To do ->
Without including any images, repeat the data exactly.

Part of a data file
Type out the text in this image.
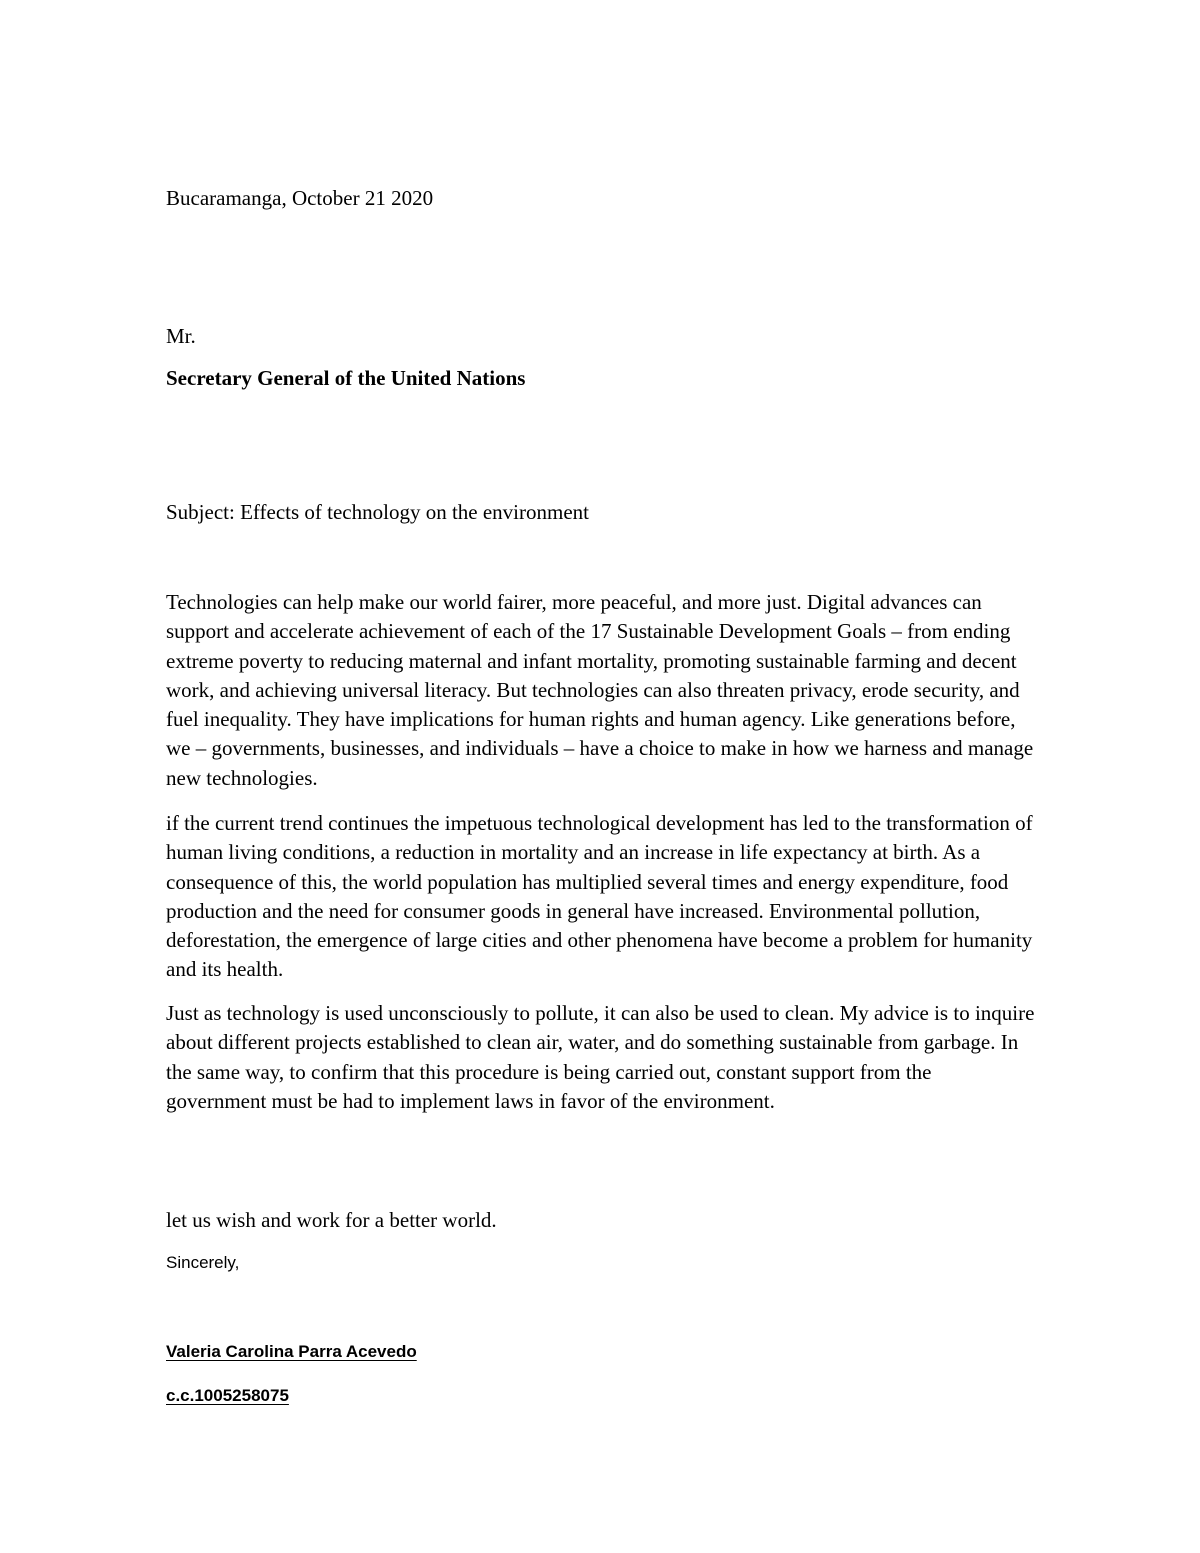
Bucaramanga, October 21 2020

Mr.

Secretary General of the United Nations

Subject: Effects of technology on the environment

Technologies can help make our world fairer, more peaceful, and more just. Digital advances can support and accelerate achievement of each of the 17 Sustainable Development Goals – from ending extreme poverty to reducing maternal and infant mortality, promoting sustainable farming and decent work, and achieving universal literacy. But technologies can also threaten privacy, erode security, and fuel inequality. They have implications for human rights and human agency. Like generations before, we – governments, businesses, and individuals – have a choice to make in how we harness and manage new technologies.

if the current trend continues the impetuous technological development has led to the transformation of human living conditions, a reduction in mortality and an increase in life expectancy at birth. As a consequence of this, the world population has multiplied several times and energy expenditure, food production and the need for consumer goods in general have increased. Environmental pollution, deforestation, the emergence of large cities and other phenomena have become a problem for humanity and its health.

Just as technology is used unconsciously to pollute, it can also be used to clean. My advice is to inquire about different projects established to clean air, water, and do something sustainable from garbage. In the same way, to confirm that this procedure is being carried out, constant support from the government must be had to implement laws in favor of the environment.

let us wish and work for a better world.

Sincerely,

Valeria Carolina Parra Acevedo

c.c.1005258075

Worked solution ->
Type out the text in this image.
Bucaramanga, October 21 2020

Mr.

Secretary General of the United Nations

Subject: Effects of technology on the environment

Technologies can help make our world fairer, more peaceful, and more just. Digital advances can support and accelerate achievement of each of the 17 Sustainable Development Goals – from ending extreme poverty to reducing maternal and infant mortality, promoting sustainable farming and decent work, and achieving universal literacy. But technologies can also threaten privacy, erode security, and fuel inequality. They have implications for human rights and human agency. Like generations before, we – governments, businesses, and individuals – have a choice to make in how we harness and manage new technologies.

if the current trend continues the impetuous technological development has led to the transformation of human living conditions, a reduction in mortality and an increase in life expectancy at birth. As a consequence of this, the world population has multiplied several times and energy expenditure, food production and the need for consumer goods in general have increased. Environmental pollution, deforestation, the emergence of large cities and other phenomena have become a problem for humanity and its health.

Just as technology is used unconsciously to pollute, it can also be used to clean. My advice is to inquire about different projects established to clean air, water, and do something sustainable from garbage. In the same way, to confirm that this procedure is being carried out, constant support from the government must be had to implement laws in favor of the environment.

let us wish and work for a better world.

Sincerely,

Valeria Carolina Parra Acevedo

c.c.1005258075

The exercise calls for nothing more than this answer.